BANCHE. Lehman Brothers, MC risponde alle dichiarazioni di CNP Unicredit

A seguito del comunicato stampa diffuso dal Movimento Consumatori nel quale l’Associazione raccontava il buon esito dell’azione proposta dinanzi al Tribunale di Milano, CNP Unicredit ha fatto sapere di aver "già sostenuto con ben 400 milioni di euro i sottoscrittori di polizze collegate ai titoli Lehman Brothers e che le proposte alternative denominate "Cash" e "Trasformazione" "si ponevano l’obiettivo di "tutela degli investimenti senza alcun onere oggettivo a carico dei clienti". "La campagna adesioni si è conclusa a fine marzo 2009 raccogliendo il consenso di circa il 96% dei clienti interessati, contribuendo così al sollievo di un rilevante numero di famiglie La Compagnia ha dato peraltro incarico ai propri Legali di adire il Tribunale affinché lo stesso si pronunci definitivamente in merito, ritenendo di essersi comportata correttamente e nell’interesse dei propri clienti. La Compagnia assicurativa non è stata condannata dal Tribunale di Milano a pagare alcunché a favore dei sottoscrittori delle polizze vita "Performance", né è stata accertata alcuna garanzia di restituzione del capitale a favore di questi ultimi", si legge ancora nella replica di CNP Unicredit.

Movimento Consumatori contesta tali dichiarazioni sottolineando che "l’importo di 400 milioni non riguarda certamente le polizze "Performance" relativamente alle quali l’Associazione ha vinto l’azione collettiva davanti al Tribunale di Milano. Come ha accertato il Tribunale di Milano le iniziative di CNP hanno "valorizzato unicamente i profili di esonero dalla responsabilità della società CNP Unicredit Vita S.p.a".

"Cnp – afferma Paolo Fiorio, Coordinatore dell’Osservatorio Credito e Risparmio del Movimento Consumatori – ha avviato un’iniziativa pubblicizzata come intervento straordinario a tutela del consumatori, quando l’unica finalità perseguita era di evitare la restituzione integrale dei premi versati dai clienti per oltre 180 milioni di euro. E’ evidente, come nonostante la decisione del Tribunale di Milano, CNP continui a tenere un comportamento gravemente scorretto diretto a trarre in inganno la propria clientela".

Il Movimento Consumatori fa sapere che sono molti i consumatori che si sono già rivolti all’associazione e presto il Movimento Consumatori avvierà le prime azioni individuali e di gruppo per ottenere la concreta restituzione dei premi versati.

Righe di dati »
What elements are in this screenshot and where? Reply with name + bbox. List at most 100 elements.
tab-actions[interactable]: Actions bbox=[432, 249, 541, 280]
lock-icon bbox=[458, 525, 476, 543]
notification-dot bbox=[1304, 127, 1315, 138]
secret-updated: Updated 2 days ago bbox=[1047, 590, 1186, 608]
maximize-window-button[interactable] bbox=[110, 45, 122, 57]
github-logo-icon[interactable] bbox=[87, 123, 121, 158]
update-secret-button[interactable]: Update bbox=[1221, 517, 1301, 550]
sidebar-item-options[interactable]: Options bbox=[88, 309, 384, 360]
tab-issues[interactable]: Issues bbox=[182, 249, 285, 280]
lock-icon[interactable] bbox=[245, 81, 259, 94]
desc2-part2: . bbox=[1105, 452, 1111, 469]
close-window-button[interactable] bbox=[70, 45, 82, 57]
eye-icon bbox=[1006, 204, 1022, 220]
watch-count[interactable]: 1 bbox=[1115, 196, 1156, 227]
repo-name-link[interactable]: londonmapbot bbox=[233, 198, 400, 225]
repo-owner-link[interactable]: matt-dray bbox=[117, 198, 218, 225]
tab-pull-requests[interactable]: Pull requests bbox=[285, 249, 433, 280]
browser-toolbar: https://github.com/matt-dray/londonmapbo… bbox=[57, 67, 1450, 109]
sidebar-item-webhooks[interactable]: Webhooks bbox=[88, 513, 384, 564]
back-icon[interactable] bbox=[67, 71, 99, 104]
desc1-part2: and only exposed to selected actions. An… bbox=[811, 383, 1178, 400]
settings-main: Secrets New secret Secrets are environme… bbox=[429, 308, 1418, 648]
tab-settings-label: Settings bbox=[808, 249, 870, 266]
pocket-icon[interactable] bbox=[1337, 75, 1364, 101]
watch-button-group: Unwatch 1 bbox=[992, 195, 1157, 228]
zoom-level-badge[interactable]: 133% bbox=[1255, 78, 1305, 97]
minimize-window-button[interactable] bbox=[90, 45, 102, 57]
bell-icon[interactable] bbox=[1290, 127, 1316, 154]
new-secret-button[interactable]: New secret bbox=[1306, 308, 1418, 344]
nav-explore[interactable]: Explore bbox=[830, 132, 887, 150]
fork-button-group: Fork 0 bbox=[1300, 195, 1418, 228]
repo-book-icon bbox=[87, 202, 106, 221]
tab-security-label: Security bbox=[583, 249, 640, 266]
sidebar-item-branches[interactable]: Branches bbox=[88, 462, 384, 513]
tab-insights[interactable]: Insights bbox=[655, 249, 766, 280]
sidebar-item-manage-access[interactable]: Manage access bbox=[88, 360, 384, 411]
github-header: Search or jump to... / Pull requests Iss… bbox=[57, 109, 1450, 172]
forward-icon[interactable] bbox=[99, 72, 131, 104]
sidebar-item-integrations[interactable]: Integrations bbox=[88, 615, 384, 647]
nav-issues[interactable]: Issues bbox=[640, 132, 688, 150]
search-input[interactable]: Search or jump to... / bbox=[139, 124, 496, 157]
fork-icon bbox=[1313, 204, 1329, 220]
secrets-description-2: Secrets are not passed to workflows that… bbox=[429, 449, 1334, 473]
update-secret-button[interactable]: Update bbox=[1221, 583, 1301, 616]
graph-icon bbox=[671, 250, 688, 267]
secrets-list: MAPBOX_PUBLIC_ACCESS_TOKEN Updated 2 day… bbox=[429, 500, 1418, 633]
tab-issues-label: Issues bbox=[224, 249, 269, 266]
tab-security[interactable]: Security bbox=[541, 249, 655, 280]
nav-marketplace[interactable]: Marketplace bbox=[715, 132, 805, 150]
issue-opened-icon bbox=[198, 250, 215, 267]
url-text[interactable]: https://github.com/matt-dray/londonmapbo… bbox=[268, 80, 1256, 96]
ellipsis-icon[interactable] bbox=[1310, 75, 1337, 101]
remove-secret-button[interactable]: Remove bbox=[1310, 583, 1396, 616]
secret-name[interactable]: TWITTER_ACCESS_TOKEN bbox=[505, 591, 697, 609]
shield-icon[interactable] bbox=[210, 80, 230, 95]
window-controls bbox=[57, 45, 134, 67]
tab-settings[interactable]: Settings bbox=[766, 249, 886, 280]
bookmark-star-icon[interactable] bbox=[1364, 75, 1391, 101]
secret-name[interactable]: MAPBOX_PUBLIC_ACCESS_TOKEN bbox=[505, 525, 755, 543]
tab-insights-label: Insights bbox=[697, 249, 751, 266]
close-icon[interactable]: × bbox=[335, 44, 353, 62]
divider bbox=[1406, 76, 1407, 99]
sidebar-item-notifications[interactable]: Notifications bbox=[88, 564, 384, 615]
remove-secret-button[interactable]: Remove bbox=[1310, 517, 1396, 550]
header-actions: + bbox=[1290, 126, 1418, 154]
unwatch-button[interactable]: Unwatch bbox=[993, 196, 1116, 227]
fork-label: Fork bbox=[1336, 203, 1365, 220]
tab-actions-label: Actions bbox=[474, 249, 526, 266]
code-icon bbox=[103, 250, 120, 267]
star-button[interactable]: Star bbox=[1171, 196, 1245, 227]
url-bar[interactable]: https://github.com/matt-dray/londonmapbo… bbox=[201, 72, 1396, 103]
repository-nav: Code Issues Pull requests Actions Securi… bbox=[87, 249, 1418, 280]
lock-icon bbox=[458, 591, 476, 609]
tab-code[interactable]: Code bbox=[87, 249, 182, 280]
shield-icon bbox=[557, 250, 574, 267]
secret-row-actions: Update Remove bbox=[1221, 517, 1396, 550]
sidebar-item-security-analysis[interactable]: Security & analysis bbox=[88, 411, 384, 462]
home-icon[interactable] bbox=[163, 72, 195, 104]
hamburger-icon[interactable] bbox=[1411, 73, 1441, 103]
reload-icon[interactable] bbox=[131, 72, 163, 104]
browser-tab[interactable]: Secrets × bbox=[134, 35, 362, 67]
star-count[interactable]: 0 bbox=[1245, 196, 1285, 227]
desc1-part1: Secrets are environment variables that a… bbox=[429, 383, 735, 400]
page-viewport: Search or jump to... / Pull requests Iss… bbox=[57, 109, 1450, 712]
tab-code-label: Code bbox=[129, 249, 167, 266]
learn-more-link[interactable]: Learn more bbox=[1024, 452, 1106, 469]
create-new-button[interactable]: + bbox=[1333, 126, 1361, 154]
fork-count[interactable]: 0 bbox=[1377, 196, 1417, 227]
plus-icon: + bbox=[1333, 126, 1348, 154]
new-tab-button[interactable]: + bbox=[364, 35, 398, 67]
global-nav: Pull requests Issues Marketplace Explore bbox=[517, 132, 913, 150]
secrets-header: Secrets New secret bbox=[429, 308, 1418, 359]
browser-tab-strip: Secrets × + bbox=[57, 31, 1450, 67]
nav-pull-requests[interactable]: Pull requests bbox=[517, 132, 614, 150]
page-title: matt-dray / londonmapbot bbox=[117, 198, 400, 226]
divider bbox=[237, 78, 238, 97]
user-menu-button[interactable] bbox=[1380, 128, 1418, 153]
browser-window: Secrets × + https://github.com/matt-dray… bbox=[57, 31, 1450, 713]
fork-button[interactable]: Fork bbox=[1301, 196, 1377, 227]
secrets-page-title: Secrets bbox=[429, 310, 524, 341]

Compito » Quale ruolo ricopre Paolo Fiorio secondo il testo selezionato?

Soluzione » È Coordinatore dell'Osservatorio Credito e Risparmio del Movimento Consumatori.